> **学习目标**:
(A) 在讲解 swarm 节点 drain 的选文里,创建 redis service 时指定的副本数是多少?
(B) 请接着讲解 swarm 节点 drain 的选文最后一句往下续写。

> **选文**:
━━━━━━
Drain a node on the swarm 使 swarm 中的某一个节点不可用

将节点的可用性设置为 DRAIN ,可避免此节点从 swarm manager 哪里接受新的 tasks。同时,manager 会停止运行在此节点上的 tasks 并且在一个可用性为 ACTIVE 的节点上启动被停掉的 tsaks 的副本。

  1. ssh into your manager node.
  2. 确认节点们都处于 active 的可用性状态。

    $ docker node ls
    ID                           HOSTNAME  STATUS  AVAILABILITY  MANAGER STATUS
    1bcef6utixb0l0ca7gxuivsj0    worker2   Ready   Active
    38ciaotwjuritcdtn9npbnkuz    worker1   Ready   Active
    e216jshn25ckzbvmwlnh5jr3g *  manager1  Ready   Active        Leader
  3. 创建 redis service:

    $ docker service create --replicas 3 --name redis --update-delay 10s redis:3.0.6
  4. 运行 docker service ps redis 命令,确定 manager 将任务分配到了不同的节点。

  5. 运行 docker node update --availablility drain NODE-ID , drain 一个有被分配 task 的节点:

    docker node update --availability drain worker1
  6. 运行 docker node inspect --pretty NODE-ID , 检查节点们的 Availability.

  7. 运行 docker service ps redis , 查看 manager 是否有重新分配 redis service 的副本:

    $ docker service ps redis
    ID                         NAME          IMAGE        NODE      DESIRED STATE  CURRENT STATE           ERROR
    7q92v0nr1hcgts2amcjyqg3pq  redis.1       redis:3.0.6  manager1  Running        Running 4 minutes
    b4hovzed7id8irg1to42egue8  redis.2       redis:3.0.6  worker2   Running        Running About a minute
    7h2l8h3q3wqy5f66hlv9ddmi6   \_ redis.2   redis:3.0.6  worker1   Shutdown       Shutdown 2 minutes ago
    9bg7cezvedmkgg6c8yzvbhwsd  redis.3       redis:3.0.6  worker2   Running        Running 4 minutes

    manager 为了保持 desired state (我的理解是保持创建 service 时所指定的 --replicas 3 的状态),从而在停掉了 availability 被设置为 drain 的节点上的 task 后,又在其他 availability 为 active 的节点上创建了被停掉的 task 。
━━━━━━
> **收集的资料**:
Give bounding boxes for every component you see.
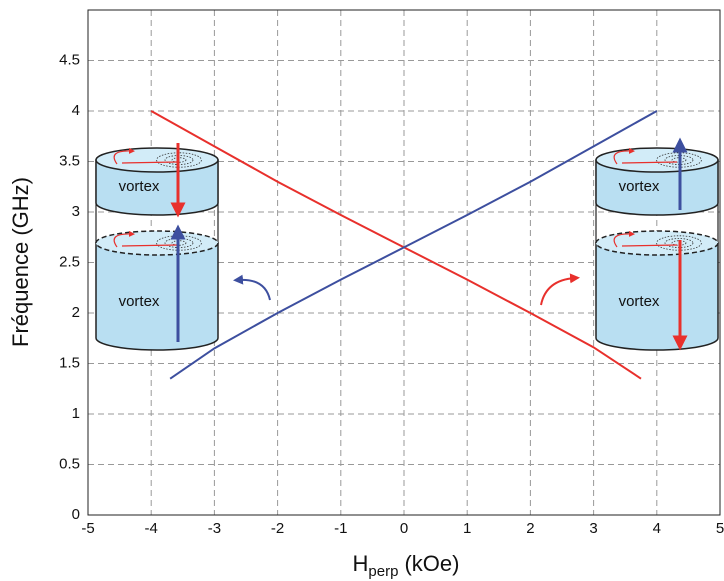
━━━━━━
> **各题答案**:
(A) 3 个(--replicas 3)。

(B)
  8. 将 avilability 被设置为 drain 的节点重新设置为 active

    $ docker node update --availability active worker1
  9. 查看更新后节点的状态

    $ docker node inspect --pretty worker1
    ID:            38ciaotwjuritcdtn9npbnkuz
    Hostname:        worker1
    Status:
    State:            Ready
    Availability:        Active
    ...snip...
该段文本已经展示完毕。